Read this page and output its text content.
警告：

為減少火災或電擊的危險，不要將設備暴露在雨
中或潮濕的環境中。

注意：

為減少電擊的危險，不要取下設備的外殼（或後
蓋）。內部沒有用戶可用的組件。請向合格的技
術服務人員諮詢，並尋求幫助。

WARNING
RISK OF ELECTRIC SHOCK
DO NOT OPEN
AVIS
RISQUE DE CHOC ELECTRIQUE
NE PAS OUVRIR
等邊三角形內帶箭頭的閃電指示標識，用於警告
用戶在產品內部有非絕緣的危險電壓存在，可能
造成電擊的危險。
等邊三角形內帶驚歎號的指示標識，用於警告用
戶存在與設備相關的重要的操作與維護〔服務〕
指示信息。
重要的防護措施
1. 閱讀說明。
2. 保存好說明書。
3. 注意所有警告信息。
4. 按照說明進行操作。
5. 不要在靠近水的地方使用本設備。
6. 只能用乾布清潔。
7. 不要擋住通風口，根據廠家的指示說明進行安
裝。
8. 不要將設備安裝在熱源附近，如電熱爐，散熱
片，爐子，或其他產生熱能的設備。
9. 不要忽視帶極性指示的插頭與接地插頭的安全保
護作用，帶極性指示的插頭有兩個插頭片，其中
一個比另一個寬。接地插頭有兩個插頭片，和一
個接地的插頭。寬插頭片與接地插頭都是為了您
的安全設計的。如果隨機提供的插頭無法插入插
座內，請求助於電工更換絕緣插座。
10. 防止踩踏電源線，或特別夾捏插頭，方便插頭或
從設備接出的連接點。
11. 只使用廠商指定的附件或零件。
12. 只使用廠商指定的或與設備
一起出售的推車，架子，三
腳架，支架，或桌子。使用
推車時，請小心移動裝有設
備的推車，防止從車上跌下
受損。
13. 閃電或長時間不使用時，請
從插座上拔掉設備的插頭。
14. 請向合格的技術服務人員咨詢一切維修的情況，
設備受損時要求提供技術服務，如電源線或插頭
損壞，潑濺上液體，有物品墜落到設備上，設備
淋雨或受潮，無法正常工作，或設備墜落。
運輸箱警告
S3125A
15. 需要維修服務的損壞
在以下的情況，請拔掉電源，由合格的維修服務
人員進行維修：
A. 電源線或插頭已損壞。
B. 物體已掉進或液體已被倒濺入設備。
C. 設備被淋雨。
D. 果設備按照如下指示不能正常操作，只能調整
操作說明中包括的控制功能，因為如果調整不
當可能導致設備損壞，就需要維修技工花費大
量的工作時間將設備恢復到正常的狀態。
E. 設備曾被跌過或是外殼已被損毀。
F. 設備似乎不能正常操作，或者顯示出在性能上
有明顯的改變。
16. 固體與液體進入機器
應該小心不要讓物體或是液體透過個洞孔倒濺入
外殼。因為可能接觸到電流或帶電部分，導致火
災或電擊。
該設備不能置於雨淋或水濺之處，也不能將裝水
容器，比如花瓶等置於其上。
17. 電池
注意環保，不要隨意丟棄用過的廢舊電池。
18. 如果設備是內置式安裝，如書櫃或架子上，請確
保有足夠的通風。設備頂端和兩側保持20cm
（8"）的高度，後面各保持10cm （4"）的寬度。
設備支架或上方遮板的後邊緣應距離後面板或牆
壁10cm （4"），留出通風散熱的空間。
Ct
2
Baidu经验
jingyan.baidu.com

★ ★ ★ ★

§ **Written task**
The records above need to be transcribed in full. Keep every character unchanged.

§ **Response**
Read this page and output its text content.
警告：

為減少火災或電擊的危險，不要將設備暴露在雨
中或潮濕的環境中。

注意：

為減少電擊的危險，不要取下設備的外殼（或後
蓋）。內部沒有用戶可用的組件。請向合格的技
術服務人員諮詢，並尋求幫助。

WARNING
RISK OF ELECTRIC SHOCK
DO NOT OPEN
AVIS
RISQUE DE CHOC ELECTRIQUE
NE PAS OUVRIR
等邊三角形內帶箭頭的閃電指示標識，用於警告
用戶在產品內部有非絕緣的危險電壓存在，可能
造成電擊的危險。
等邊三角形內帶驚歎號的指示標識，用於警告用
戶存在與設備相關的重要的操作與維護〔服務〕
指示信息。
重要的防護措施
1. 閱讀說明。
2. 保存好說明書。
3. 注意所有警告信息。
4. 按照說明進行操作。
5. 不要在靠近水的地方使用本設備。
6. 只能用乾布清潔。
7. 不要擋住通風口，根據廠家的指示說明進行安
裝。
8. 不要將設備安裝在熱源附近，如電熱爐，散熱
片，爐子，或其他產生熱能的設備。
9. 不要忽視帶極性指示的插頭與接地插頭的安全保
護作用，帶極性指示的插頭有兩個插頭片，其中
一個比另一個寬。接地插頭有兩個插頭片，和一
個接地的插頭。寬插頭片與接地插頭都是為了您
的安全設計的。如果隨機提供的插頭無法插入插
座內，請求助於電工更換絕緣插座。
10. 防止踩踏電源線，或特別夾捏插頭，方便插頭或
從設備接出的連接點。
11. 只使用廠商指定的附件或零件。
12. 只使用廠商指定的或與設備
一起出售的推車，架子，三
腳架，支架，或桌子。使用
推車時，請小心移動裝有設
備的推車，防止從車上跌下
受損。
13. 閃電或長時間不使用時，請
從插座上拔掉設備的插頭。
14. 請向合格的技術服務人員咨詢一切維修的情況，
設備受損時要求提供技術服務，如電源線或插頭
損壞，潑濺上液體，有物品墜落到設備上，設備
淋雨或受潮，無法正常工作，或設備墜落。
運輸箱警告
S3125A
15. 需要維修服務的損壞
在以下的情況，請拔掉電源，由合格的維修服務
人員進行維修：
A. 電源線或插頭已損壞。
B. 物體已掉進或液體已被倒濺入設備。
C. 設備被淋雨。
D. 果設備按照如下指示不能正常操作，只能調整
操作說明中包括的控制功能，因為如果調整不
當可能導致設備損壞，就需要維修技工花費大
量的工作時間將設備恢復到正常的狀態。
E. 設備曾被跌過或是外殼已被損毀。
F. 設備似乎不能正常操作，或者顯示出在性能上
有明顯的改變。
16. 固體與液體進入機器
應該小心不要讓物體或是液體透過個洞孔倒濺入
外殼。因為可能接觸到電流或帶電部分，導致火
災或電擊。
該設備不能置於雨淋或水濺之處，也不能將裝水
容器，比如花瓶等置於其上。
17. 電池
注意環保，不要隨意丟棄用過的廢舊電池。
18. 如果設備是內置式安裝，如書櫃或架子上，請確
保有足夠的通風。設備頂端和兩側保持20cm
（8"）的高度，後面各保持10cm （4"）的寬度。
設備支架或上方遮板的後邊緣應距離後面板或牆
壁10cm （4"），留出通風散熱的空間。
Ct
2
Baidu经验
jingyan.baidu.com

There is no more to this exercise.